----- GIVEN TEXT -----

Did I mention that the year before my mother died, I was visiting her when she got sick, went to the hospital, then got really sick. When she got out of the hospital she asked me if I wanted to stay longer and cook for her and do errands: she was going to hire a nurse, and I would save her money if I wanted to do it. I said yes.
Do you really want to hear this? (Reading optional from this point.)
I became a good cook, as I told you, cooking elaborate 3 course meals out of cookbooks, salads with 10 vegetables and dressings with 15 ingredients, etc. My mother got better. But all was not well. My brother who lived in the same New Jersey resort town didn't like me being there. One day, my mother asked which of her possessions I wanted when she died. I answered I didn't want anything. Except maybe my piano, which was at my brother's house at that time. This piano I played when I was a kid. My mother had told me hundreds of times it was meant to remain mine. Except not any more! She explained she had given it to my brother, in addition to the beach side luxury condominium she lived in. I said the piano was not hers to give away. She called my brother. My brother said, call the police. She did. I left before they arrived. I was lucky, in having met the previous week at Starbucks (of course) a woman who'd just thrown out her drug addict husband. She took me in. But two days later, when I was at the public library looking for a ticket back to Europe, someone taps me on the shoulder. Guess who? The police. Come outside with us, Mr Miller, we have something we want to talk to you about. / What's that?
We'll tell you outside.
Outside they told me I'd been accused of maybe wanting to destroy the world. They said I'd have to come with them. In fact, I'd be staying with them a while. Why was that? They'd tell me later. They'd talked to my brother who'd told them I was mysterious, he couldn't say anything certain about me. I wandered around Europe and didn't do anything. Apparently the day before, when I'd returned to my mother's place to get my bicycle, the manager got angry when I went out the front door with it - construction had blocked the side door - and called the police saying the building believed I was dangerous and didn't know what I would do. (This manager was a friend of my brother whose business, in a few months, was to be found moved into the building's ground floor.)

-----

▸ TASK DIRECTIONS
Pick up the personal account of the piano dispute and the police after its last sentence, and keep it going in the same voice.

----- RECORDS SHOWN -----

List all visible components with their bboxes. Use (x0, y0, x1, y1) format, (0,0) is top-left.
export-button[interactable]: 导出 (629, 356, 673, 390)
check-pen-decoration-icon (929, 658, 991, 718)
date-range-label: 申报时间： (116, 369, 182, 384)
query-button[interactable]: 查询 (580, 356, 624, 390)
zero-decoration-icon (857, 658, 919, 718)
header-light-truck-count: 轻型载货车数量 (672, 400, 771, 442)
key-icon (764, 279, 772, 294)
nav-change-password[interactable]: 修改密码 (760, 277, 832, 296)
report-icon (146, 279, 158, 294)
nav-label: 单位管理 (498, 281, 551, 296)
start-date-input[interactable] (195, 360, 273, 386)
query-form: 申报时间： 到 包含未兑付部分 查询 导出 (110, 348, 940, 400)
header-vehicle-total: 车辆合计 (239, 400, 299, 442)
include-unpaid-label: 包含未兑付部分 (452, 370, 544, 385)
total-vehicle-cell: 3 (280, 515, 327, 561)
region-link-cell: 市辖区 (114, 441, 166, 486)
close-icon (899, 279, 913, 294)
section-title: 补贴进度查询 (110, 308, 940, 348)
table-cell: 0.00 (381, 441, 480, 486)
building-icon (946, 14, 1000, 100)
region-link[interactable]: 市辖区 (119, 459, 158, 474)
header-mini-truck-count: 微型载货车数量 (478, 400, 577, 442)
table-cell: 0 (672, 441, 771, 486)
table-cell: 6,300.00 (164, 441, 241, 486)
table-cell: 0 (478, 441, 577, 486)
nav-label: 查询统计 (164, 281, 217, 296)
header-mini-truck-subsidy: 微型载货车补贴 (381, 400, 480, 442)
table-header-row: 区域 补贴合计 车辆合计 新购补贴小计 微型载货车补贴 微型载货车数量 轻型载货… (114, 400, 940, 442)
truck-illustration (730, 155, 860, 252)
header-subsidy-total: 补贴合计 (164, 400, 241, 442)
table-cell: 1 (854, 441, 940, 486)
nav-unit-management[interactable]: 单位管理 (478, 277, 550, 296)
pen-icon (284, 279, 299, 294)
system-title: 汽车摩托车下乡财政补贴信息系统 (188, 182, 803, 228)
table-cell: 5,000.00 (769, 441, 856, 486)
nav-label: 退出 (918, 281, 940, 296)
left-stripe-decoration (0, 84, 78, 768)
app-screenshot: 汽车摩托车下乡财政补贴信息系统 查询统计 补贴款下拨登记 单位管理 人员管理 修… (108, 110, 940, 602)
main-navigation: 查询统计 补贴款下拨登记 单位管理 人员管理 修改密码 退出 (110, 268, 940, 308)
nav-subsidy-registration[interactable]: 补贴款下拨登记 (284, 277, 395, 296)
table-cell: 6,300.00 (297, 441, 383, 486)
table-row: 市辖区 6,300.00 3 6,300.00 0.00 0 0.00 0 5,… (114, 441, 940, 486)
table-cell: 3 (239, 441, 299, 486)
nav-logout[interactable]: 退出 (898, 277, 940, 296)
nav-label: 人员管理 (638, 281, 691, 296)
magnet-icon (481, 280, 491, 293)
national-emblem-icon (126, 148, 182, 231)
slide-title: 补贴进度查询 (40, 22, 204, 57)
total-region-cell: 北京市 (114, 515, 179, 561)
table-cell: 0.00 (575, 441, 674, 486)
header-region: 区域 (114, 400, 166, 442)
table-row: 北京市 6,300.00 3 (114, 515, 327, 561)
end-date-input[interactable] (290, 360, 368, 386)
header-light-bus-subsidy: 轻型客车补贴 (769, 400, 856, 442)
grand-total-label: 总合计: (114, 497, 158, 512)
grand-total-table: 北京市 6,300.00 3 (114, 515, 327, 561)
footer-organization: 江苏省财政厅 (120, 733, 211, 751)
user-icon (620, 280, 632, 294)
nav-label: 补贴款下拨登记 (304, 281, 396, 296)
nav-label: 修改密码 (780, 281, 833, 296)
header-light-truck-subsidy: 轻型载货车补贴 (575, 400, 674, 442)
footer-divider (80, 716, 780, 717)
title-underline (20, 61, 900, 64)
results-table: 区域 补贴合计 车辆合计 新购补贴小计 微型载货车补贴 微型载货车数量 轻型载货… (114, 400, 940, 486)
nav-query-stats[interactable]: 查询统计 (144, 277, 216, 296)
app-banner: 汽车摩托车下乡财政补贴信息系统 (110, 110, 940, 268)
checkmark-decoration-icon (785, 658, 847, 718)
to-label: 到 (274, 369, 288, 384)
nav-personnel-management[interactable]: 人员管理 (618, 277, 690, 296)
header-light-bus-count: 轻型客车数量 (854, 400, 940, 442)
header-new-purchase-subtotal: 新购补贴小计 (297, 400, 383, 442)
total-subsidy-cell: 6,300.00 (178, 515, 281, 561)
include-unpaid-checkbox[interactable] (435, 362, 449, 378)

-----

▸ TASK RESPONSE
Now, in spite of all this (which didn't close to end there) when I was back in New Jersey the next year, visiting the woman who'd invited me in after she'd thrown out her husband, I tried to see my brother to talk things over. He refused, absolutely.
I called my older brother, a doctor in Maine, - my younger brother is an architect - and talked to his secretary. I was going by train to Los Angeles on a 5 day ticket. I could go up to Maine to see him on the same ticket and then go on to L.A. I went to Maine. When I got there he wouldn't see me. The next morning, after hanging around a restaurant most of the night, I got back on the train.
In LA I told the story to more than a few people. Many offered to call my younger brother, the executor of the estate. Two did, and both were told he "wasn't interested in me any more". Two lawyers also called. Also 2 rabbis. My brother told the second rabbi that he was tired of me. The rabbi was shocked. This, he asked, was his brother he was talking about? Full brother? Raised by the same mother and father in the same house? Yes.
So, what is it all about?
They resent me, the way I live, yes, but that's not it. I didn't do anything to them or cost them anything. And both brothers are rich.
I take them at their words. They say they are not interested, and they aren't. Money is to be had. They took the money.